Short task –
Skip the pictures. Reproduce all other material exactly.
— START Raw records —
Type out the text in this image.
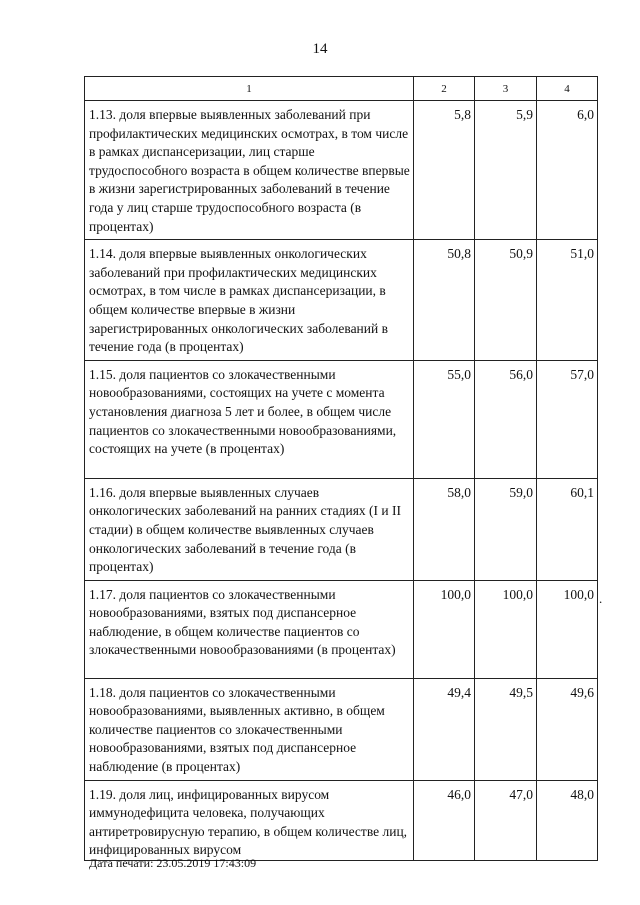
14
1	2	3	4
1.13. доля впервые выявленных заболеваний при профилактических медицинских осмотрах, в том числе в рамках диспансеризации, лиц старше трудоспособного возраста в общем количестве впервые в жизни зарегистрированных заболеваний в течение года у лиц старше трудоспособного возраста (в процентах)	5,8	5,9	6,0
1.14. доля впервые выявленных онкологических заболеваний при профилактических медицинских осмотрах, в том числе в рамках диспансеризации, в общем количестве впервые в жизни зарегистрированных онкологических заболеваний в течение года (в процентах)	50,8	50,9	51,0
1.15. доля пациентов со злокачественными новообразованиями, состоящих на учете с момента установления диагноза 5 лет и более, в общем числе пациентов со злокачественными новообразованиями, состоящих на учете (в процентах)	55,0	56,0	57,0
1.16. доля впервые выявленных случаев онкологических заболеваний на ранних стадиях (I и II стадии) в общем количестве выявленных случаев онкологических заболеваний в течение года (в процентах)	58,0	59,0	60,1
1.17. доля пациентов со злокачественными новообразованиями, взятых под диспансерное наблюдение, в общем количестве пациентов со злокачественными новообразованиями (в процентах)	100,0	100,0	100,0
1.18. доля пациентов со злокачественными новообразованиями, выявленных активно, в общем количестве пациентов со злокачественными новообразованиями, взятых под диспансерное наблюдение (в процентах)	49,4	49,5	49,6
1.19. доля лиц, инфицированных вирусом иммунодефицита человека, получающих антиретровирусную терапию, в общем количестве лиц, инфицированных вирусом	46,0	47,0	48,0
.
Дата печати: 23.05.2019 17:43:09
— END Raw records —
Solution to this task –
Type out the text in this image.
14
1	2	3	4
1.13. доля впервые выявленных заболеваний при профилактических медицинских осмотрах, в том числе в рамках диспансеризации, лиц старше трудоспособного возраста в общем количестве впервые в жизни зарегистрированных заболеваний в течение года у лиц старше трудоспособного возраста (в процентах)	5,8	5,9	6,0
1.14. доля впервые выявленных онкологических заболеваний при профилактических медицинских осмотрах, в том числе в рамках диспансеризации, в общем количестве впервые в жизни зарегистрированных онкологических заболеваний в течение года (в процентах)	50,8	50,9	51,0
1.15. доля пациентов со злокачественными новообразованиями, состоящих на учете с момента установления диагноза 5 лет и более, в общем числе пациентов со злокачественными новообразованиями, состоящих на учете (в процентах)	55,0	56,0	57,0
1.16. доля впервые выявленных случаев онкологических заболеваний на ранних стадиях (I и II стадии) в общем количестве выявленных случаев онкологических заболеваний в течение года (в процентах)	58,0	59,0	60,1
1.17. доля пациентов со злокачественными новообразованиями, взятых под диспансерное наблюдение, в общем количестве пациентов со злокачественными новообразованиями (в процентах)	100,0	100,0	100,0
1.18. доля пациентов со злокачественными новообразованиями, выявленных активно, в общем количестве пациентов со злокачественными новообразованиями, взятых под диспансерное наблюдение (в процентах)	49,4	49,5	49,6
1.19. доля лиц, инфицированных вирусом иммунодефицита человека, получающих антиретровирусную терапию, в общем количестве лиц, инфицированных вирусом	46,0	47,0	48,0
.
Дата печати: 23.05.2019 17:43:09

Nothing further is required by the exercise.